-------- STORED RECORDS

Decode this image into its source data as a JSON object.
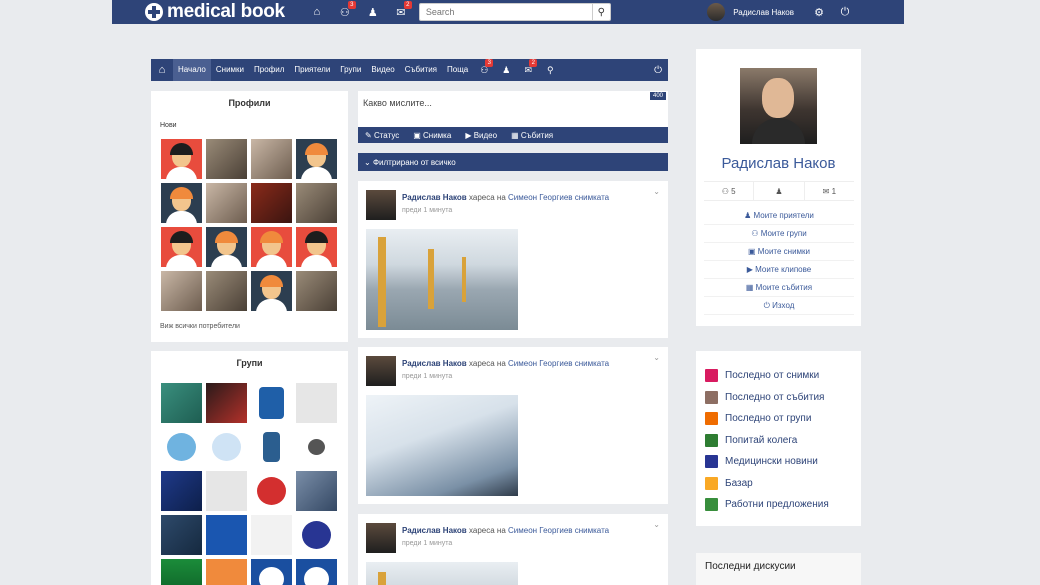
{
  "topbar": {
    "logo": "medical book",
    "badges": {
      "groups": "3",
      "messages": "2"
    },
    "search_placeholder": "Search",
    "user_name": "Радислав Наков"
  },
  "mainnav": {
    "items": [
      "Начало",
      "Снимки",
      "Профил",
      "Приятели",
      "Групи",
      "Видео",
      "Събития",
      "Поща"
    ],
    "badges": {
      "groups": "3",
      "mail": "2"
    }
  },
  "profiles": {
    "title": "Профили",
    "new_label": "Нови",
    "see_all": "Виж всички потребители"
  },
  "groups": {
    "title": "Групи"
  },
  "status": {
    "placeholder": "Какво мислите...",
    "char_count": "400",
    "tabs": [
      "Статус",
      "Снимка",
      "Видео",
      "Събития"
    ]
  },
  "filter": {
    "label": "Филтрирано от всичко"
  },
  "posts": [
    {
      "name": "Радислав Наков",
      "verb": "харесa на",
      "target": "Симеон Георгиев снимката",
      "time": "преди 1 минута"
    },
    {
      "name": "Радислав Наков",
      "verb": "харесa на",
      "target": "Симеон Георгиев снимката",
      "time": "преди 1 минута"
    },
    {
      "name": "Радислав Наков",
      "verb": "харесa на",
      "target": "Симеон Георгиев снимката",
      "time": "преди 1 минута"
    }
  ],
  "user_card": {
    "name": "Радислав Наков",
    "stats": {
      "groups": "5",
      "messages": "1"
    },
    "links": [
      "Моите приятели",
      "Моите групи",
      "Моите снимки",
      "Моите клипове",
      "Моите събития",
      "Изход"
    ]
  },
  "latest": {
    "items": [
      {
        "label": "Последно от снимки",
        "color": "#d81b60"
      },
      {
        "label": "Последно от събития",
        "color": "#8d6e63"
      },
      {
        "label": "Последно от групи",
        "color": "#ef6c00"
      },
      {
        "label": "Попитай колега",
        "color": "#2e7d32"
      },
      {
        "label": "Медицински новини",
        "color": "#283593"
      },
      {
        "label": "Базар",
        "color": "#f9a825"
      },
      {
        "label": "Работни предложения",
        "color": "#388e3c"
      }
    ]
  },
  "discussions": {
    "title": "Последни дискусии"
  },
  "icons": {
    "home": "home-icon",
    "groups": "users-icon",
    "friend": "user-icon",
    "mail": "envelope-icon",
    "search": "search-icon",
    "settings": "gear-icon",
    "power": "power-icon"
  }
}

----------------

EXERCISE GOAL
In this exercise, set down all of the data exactly, without the pictures.

OUTPUT OF THE EXERCISE
Decode this image into its source data as a JSON object.
{
  "topbar": {
    "logo": "medical book",
    "badges": {
      "groups": "3",
      "messages": "2"
    },
    "search_placeholder": "Search",
    "user_name": "Радислав Наков"
  },
  "mainnav": {
    "items": [
      "Начало",
      "Снимки",
      "Профил",
      "Приятели",
      "Групи",
      "Видео",
      "Събития",
      "Поща"
    ],
    "badges": {
      "groups": "3",
      "mail": "2"
    }
  },
  "profiles": {
    "title": "Профили",
    "new_label": "Нови",
    "see_all": "Виж всички потребители"
  },
  "groups": {
    "title": "Групи"
  },
  "status": {
    "placeholder": "Какво мислите...",
    "char_count": "400",
    "tabs": [
      "Статус",
      "Снимка",
      "Видео",
      "Събития"
    ]
  },
  "filter": {
    "label": "Филтрирано от всичко"
  },
  "posts": [
    {
      "name": "Радислав Наков",
      "verb": "харесa на",
      "target": "Симеон Георгиев снимката",
      "time": "преди 1 минута"
    },
    {
      "name": "Радислав Наков",
      "verb": "харесa на",
      "target": "Симеон Георгиев снимката",
      "time": "преди 1 минута"
    },
    {
      "name": "Радислав Наков",
      "verb": "харесa на",
      "target": "Симеон Георгиев снимката",
      "time": "преди 1 минута"
    }
  ],
  "user_card": {
    "name": "Радислав Наков",
    "stats": {
      "groups": "5",
      "messages": "1"
    },
    "links": [
      "Моите приятели",
      "Моите групи",
      "Моите снимки",
      "Моите клипове",
      "Моите събития",
      "Изход"
    ]
  },
  "latest": {
    "items": [
      {
        "label": "Последно от снимки",
        "color": "#d81b60"
      },
      {
        "label": "Последно от събития",
        "color": "#8d6e63"
      },
      {
        "label": "Последно от групи",
        "color": "#ef6c00"
      },
      {
        "label": "Попитай колега",
        "color": "#2e7d32"
      },
      {
        "label": "Медицински новини",
        "color": "#283593"
      },
      {
        "label": "Базар",
        "color": "#f9a825"
      },
      {
        "label": "Работни предложения",
        "color": "#388e3c"
      }
    ]
  },
  "discussions": {
    "title": "Последни дискусии"
  },
  "icons": {
    "home": "home-icon",
    "groups": "users-icon",
    "friend": "user-icon",
    "mail": "envelope-icon",
    "search": "search-icon",
    "settings": "gear-icon",
    "power": "power-icon"
  }
}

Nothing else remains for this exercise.